→ Problem to solve: In the patent extract, starting at "Patent Publication Number: US-6989533-B2" and ending at "such a trap.", write the passage out again, switching "mass spectrometer" to "mass analyzer".

→ Page extract:
+ + + + + + +

Patent Publication Number: US-6989533-B2

Title: Permanent magnet ion trap and a mass spectrometer using such a magnet

Description:
FIELD OF THE INVENTION 
   The present invention relates to a magnetic trap for ions and to a mass spectrometer using such a trap. 
   BACKGROUND OF THE INVENTION 
   Ion traps are used in numerous applications in molecular physics, and in particular in the ion cyclotron resonance phenomena implemented, for example, in Fourier transform mass spectrometers or FTICRs. 
   Such magnetic traps for ions enable the ions to be held captive in a defined volume in order to perform various measurements such as detecting cyclotron movements. 
   Conventionally, magnetic traps for ions implement means for generating a uniform magnetic field of high intensity, said means comprising solenoids that are resistive or superconductive. 
   Such generator means enable magnetic fields to be obtained of high intensity that can be as great as 9.4 teslas (T) and they present great stability over time.

+ + + + + + +

→ Extracted material:

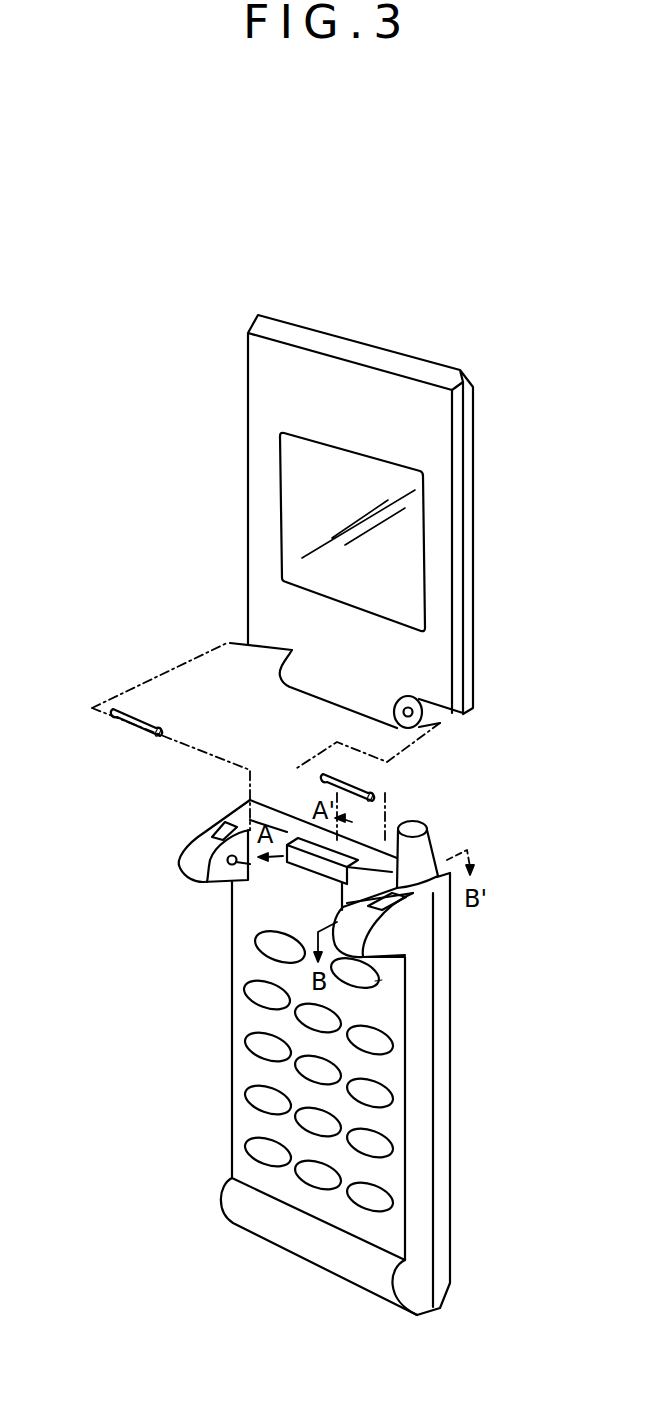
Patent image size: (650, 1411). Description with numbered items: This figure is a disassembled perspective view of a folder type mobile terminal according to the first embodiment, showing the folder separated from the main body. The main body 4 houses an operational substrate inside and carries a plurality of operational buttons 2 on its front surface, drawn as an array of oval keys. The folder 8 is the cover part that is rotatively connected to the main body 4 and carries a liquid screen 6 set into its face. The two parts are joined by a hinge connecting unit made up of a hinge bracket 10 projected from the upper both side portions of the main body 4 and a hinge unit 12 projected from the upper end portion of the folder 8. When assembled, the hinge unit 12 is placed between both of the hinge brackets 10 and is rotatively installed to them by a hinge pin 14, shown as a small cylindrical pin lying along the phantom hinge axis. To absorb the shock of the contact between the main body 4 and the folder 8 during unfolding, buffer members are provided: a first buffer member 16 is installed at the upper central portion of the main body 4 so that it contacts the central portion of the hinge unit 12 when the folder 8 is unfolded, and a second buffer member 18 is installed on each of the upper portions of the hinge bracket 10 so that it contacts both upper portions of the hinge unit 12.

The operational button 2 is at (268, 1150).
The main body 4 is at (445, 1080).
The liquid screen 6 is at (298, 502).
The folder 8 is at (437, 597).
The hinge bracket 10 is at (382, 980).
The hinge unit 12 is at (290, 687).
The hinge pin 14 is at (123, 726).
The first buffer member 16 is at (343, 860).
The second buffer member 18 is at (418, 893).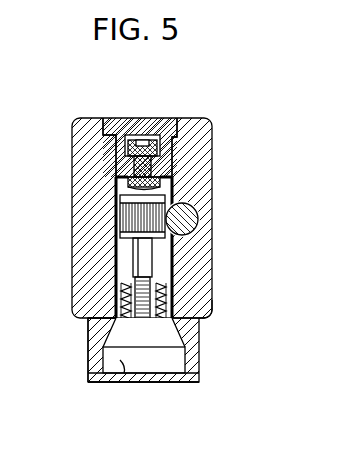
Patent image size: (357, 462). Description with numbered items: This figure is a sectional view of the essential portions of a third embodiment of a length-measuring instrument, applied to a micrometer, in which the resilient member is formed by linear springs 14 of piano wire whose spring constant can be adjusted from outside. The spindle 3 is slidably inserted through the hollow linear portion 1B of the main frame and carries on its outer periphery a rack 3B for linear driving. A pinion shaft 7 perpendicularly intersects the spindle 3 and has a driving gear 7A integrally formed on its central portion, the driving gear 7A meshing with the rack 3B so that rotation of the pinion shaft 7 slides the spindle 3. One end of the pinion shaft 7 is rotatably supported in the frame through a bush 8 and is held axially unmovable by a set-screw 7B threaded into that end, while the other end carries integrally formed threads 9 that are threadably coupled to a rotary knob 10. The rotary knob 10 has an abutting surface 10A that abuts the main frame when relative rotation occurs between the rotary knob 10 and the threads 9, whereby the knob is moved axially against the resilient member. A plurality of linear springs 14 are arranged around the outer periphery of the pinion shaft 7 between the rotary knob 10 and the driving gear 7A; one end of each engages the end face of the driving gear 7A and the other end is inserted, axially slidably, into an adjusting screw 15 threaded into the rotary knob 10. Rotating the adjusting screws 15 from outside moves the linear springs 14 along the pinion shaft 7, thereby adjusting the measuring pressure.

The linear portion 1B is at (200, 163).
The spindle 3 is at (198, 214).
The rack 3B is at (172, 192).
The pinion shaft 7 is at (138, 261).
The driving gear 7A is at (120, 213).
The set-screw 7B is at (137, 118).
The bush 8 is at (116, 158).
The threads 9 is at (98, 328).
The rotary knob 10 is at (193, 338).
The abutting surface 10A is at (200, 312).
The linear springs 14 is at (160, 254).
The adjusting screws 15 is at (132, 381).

+ + + + + + +

→ The result:
Patent Publication Number: US-6989533-B2

Title: Permanent magnet ion trap and a mass analyzer using such a magnet

Description:
FIELD OF THE INVENTION 
   The present invention relates to a magnetic trap for ions and to a mass analyzer using such a trap.